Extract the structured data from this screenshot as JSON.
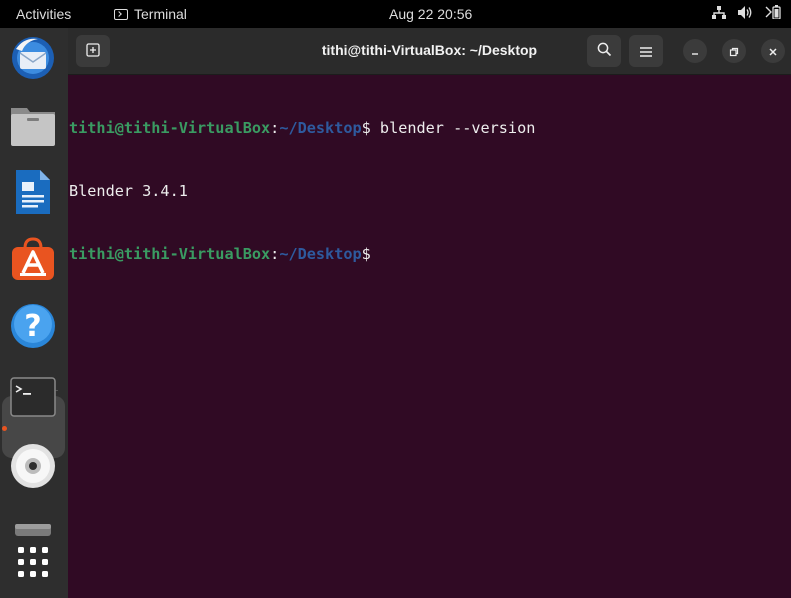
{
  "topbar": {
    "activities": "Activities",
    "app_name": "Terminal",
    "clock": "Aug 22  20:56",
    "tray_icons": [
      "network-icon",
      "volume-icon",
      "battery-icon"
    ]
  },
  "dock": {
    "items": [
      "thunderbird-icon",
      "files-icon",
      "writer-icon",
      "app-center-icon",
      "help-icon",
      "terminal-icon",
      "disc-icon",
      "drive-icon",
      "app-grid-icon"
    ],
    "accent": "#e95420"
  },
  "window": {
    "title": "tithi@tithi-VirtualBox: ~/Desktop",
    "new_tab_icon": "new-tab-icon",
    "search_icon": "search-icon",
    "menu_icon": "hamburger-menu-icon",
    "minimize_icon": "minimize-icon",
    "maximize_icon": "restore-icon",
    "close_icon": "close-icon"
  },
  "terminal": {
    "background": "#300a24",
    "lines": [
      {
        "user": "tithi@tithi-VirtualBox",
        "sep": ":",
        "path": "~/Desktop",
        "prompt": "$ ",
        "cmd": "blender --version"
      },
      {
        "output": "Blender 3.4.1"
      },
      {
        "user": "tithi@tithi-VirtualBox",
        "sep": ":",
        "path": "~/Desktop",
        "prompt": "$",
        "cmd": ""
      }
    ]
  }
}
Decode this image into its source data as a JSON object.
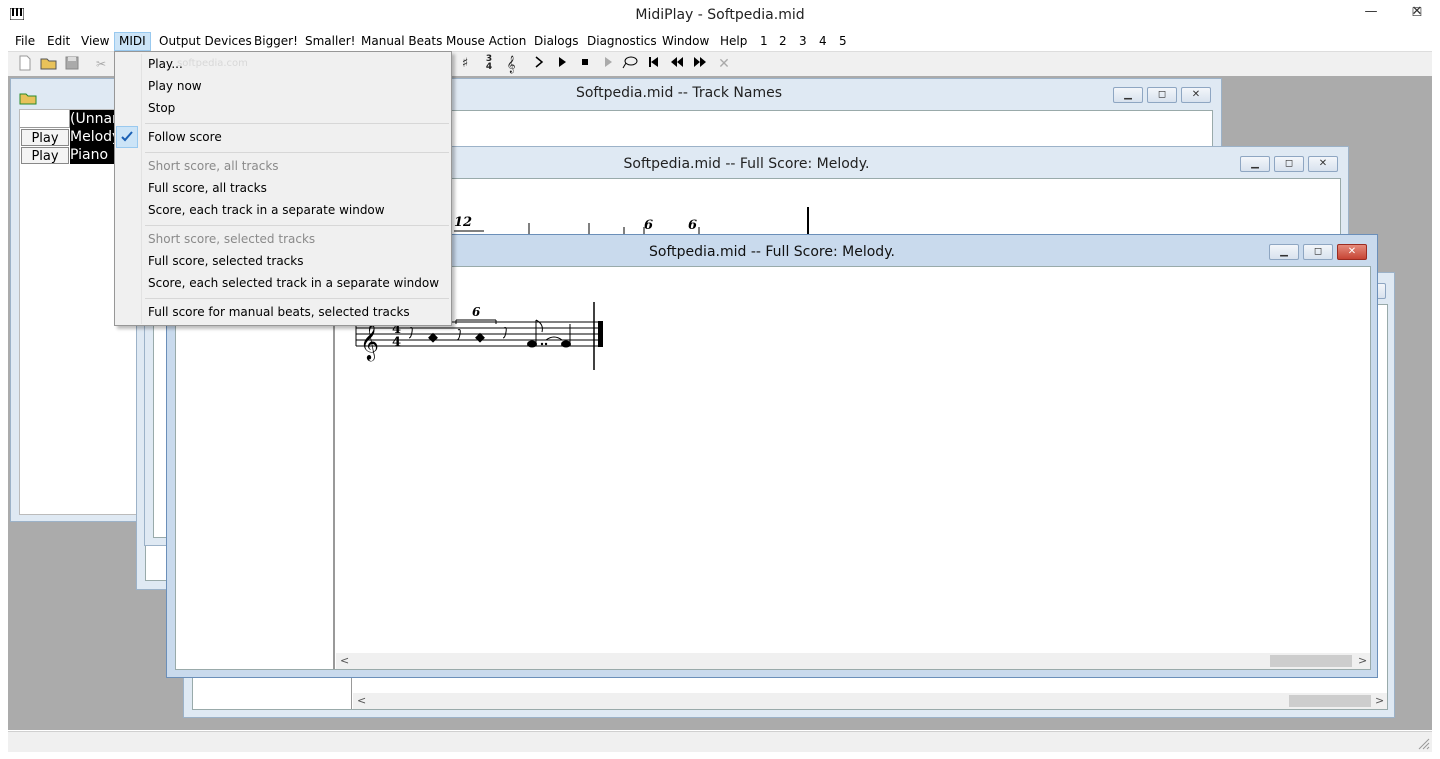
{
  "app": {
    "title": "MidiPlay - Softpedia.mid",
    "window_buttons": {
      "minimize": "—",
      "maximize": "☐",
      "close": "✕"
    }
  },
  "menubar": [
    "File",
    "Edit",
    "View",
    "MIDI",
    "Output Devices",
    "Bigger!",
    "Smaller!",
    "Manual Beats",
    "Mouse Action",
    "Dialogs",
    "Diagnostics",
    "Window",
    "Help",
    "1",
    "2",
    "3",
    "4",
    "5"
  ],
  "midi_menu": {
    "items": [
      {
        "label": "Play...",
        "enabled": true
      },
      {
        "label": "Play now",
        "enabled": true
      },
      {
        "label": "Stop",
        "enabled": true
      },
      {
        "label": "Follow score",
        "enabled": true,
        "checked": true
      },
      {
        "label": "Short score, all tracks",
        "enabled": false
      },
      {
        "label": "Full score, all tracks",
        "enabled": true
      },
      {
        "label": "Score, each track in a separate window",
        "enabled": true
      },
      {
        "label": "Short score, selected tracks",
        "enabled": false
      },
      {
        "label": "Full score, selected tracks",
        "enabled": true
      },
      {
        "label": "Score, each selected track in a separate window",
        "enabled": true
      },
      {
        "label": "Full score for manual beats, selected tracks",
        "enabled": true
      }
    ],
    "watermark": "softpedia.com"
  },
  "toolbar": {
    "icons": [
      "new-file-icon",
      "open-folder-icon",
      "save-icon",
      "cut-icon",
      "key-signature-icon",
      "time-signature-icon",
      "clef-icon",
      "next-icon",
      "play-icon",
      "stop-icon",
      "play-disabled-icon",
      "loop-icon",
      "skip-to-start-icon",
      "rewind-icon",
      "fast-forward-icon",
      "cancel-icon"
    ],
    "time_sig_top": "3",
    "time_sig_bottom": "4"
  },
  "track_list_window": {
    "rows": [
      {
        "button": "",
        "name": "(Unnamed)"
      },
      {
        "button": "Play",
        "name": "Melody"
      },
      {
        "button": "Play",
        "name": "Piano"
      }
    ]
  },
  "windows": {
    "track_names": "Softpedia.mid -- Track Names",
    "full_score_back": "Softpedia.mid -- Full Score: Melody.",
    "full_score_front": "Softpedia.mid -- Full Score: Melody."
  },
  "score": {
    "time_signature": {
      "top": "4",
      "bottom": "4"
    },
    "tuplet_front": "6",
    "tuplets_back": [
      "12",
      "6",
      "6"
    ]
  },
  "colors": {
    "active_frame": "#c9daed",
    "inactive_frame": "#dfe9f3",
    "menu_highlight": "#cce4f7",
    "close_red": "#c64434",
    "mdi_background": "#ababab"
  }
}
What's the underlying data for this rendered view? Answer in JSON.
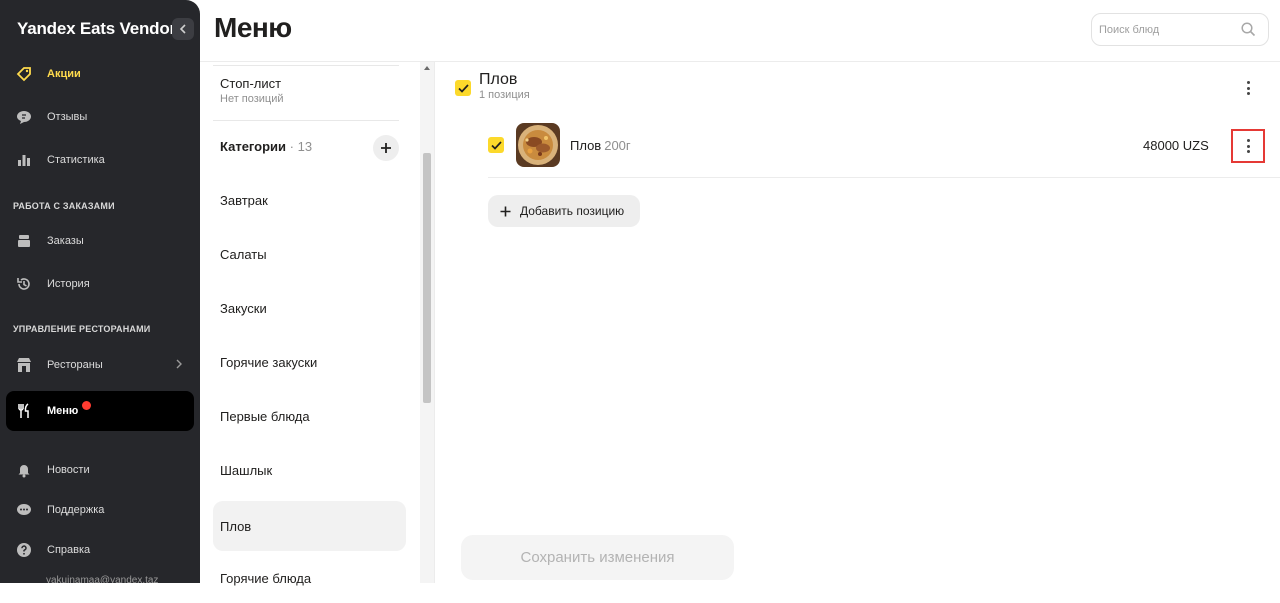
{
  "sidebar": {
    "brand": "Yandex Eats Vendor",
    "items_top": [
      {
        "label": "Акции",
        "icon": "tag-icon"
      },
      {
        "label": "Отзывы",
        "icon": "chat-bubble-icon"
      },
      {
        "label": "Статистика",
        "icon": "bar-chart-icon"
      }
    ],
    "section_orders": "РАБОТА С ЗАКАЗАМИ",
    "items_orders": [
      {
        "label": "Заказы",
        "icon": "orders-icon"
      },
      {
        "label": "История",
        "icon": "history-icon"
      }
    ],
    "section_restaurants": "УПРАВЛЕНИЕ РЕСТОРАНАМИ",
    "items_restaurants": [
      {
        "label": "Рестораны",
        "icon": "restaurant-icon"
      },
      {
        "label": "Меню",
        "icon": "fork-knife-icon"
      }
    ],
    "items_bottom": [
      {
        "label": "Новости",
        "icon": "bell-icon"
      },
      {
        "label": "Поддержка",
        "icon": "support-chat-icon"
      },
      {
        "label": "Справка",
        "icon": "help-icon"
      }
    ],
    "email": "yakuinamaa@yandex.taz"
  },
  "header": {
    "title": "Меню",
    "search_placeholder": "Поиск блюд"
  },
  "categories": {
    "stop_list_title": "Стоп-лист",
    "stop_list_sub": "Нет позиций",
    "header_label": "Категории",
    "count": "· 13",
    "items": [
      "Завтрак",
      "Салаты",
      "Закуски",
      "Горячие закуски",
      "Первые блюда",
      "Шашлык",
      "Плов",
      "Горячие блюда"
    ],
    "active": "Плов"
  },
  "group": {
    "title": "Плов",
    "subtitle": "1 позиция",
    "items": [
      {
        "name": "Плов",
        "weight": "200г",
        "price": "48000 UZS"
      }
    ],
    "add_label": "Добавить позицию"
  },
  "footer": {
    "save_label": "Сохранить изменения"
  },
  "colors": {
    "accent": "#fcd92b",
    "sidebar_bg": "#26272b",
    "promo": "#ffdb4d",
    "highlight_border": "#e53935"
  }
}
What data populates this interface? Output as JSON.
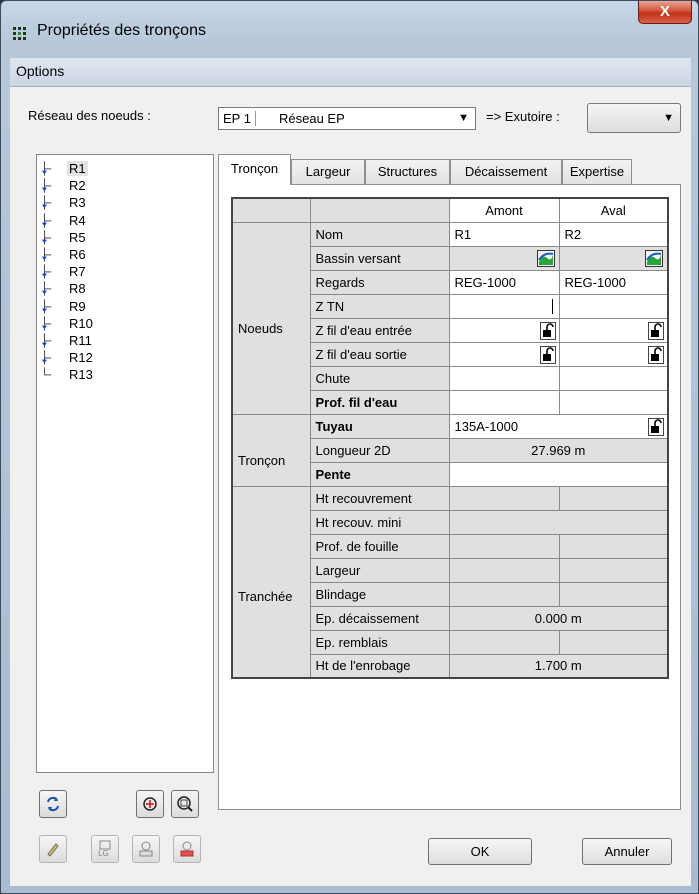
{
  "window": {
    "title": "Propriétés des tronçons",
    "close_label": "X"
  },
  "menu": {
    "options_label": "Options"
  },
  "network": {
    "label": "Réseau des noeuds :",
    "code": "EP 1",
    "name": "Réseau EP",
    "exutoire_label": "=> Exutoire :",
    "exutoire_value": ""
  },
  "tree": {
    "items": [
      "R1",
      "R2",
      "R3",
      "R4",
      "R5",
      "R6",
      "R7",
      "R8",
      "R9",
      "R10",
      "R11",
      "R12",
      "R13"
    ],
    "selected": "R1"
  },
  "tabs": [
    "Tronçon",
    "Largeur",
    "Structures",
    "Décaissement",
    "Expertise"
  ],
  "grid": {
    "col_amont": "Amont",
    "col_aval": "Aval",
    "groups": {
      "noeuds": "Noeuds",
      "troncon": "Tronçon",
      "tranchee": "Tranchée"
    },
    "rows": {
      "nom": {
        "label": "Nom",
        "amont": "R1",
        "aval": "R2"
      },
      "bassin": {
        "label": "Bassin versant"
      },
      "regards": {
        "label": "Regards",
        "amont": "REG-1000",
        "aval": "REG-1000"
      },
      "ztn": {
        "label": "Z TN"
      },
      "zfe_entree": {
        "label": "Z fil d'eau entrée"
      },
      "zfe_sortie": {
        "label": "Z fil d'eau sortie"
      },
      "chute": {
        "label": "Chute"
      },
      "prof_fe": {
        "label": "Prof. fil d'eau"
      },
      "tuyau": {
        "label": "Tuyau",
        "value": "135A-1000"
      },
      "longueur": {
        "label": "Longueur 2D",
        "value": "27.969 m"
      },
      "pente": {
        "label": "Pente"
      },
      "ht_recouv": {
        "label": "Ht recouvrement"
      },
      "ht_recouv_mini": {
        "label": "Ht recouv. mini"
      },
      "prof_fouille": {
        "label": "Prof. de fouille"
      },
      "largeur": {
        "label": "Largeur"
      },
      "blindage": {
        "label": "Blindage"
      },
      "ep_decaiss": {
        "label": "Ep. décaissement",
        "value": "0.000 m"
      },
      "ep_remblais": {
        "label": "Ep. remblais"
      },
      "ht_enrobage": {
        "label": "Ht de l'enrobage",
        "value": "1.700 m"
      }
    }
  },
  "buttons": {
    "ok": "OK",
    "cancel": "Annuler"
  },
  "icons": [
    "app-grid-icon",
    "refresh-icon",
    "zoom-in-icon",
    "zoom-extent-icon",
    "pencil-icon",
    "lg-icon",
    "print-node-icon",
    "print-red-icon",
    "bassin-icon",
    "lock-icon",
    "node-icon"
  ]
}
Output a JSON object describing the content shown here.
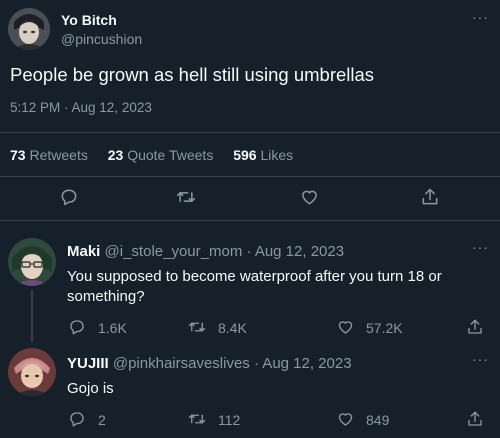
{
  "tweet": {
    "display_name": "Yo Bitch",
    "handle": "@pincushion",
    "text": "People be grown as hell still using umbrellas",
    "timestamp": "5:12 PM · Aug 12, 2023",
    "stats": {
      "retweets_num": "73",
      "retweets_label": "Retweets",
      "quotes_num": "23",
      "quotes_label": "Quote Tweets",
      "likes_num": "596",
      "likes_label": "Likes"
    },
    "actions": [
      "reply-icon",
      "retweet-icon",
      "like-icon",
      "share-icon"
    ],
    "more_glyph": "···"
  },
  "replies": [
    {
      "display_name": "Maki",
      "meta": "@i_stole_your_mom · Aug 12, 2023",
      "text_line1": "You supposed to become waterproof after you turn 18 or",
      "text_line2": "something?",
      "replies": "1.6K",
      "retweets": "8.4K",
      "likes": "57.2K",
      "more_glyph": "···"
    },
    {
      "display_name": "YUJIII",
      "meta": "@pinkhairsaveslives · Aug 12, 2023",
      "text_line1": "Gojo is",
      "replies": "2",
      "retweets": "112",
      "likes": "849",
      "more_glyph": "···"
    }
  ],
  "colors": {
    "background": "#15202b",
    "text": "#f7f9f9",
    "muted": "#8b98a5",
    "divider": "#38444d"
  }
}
------------------------
# [EXERCISE OBJECTIVE]
Gather from the records above every line containing the string "Full".

# [THE OUTPUT]
        "label": "Full score, all tracks",
        "label": "Full score, selected tracks",
        "label": "Full score for manual beats, selected tracks",
    "full_score_back": "Softpedia.mid -- Full Score: Melody.",
    "full_score_front": "Softpedia.mid -- Full Score: Melody."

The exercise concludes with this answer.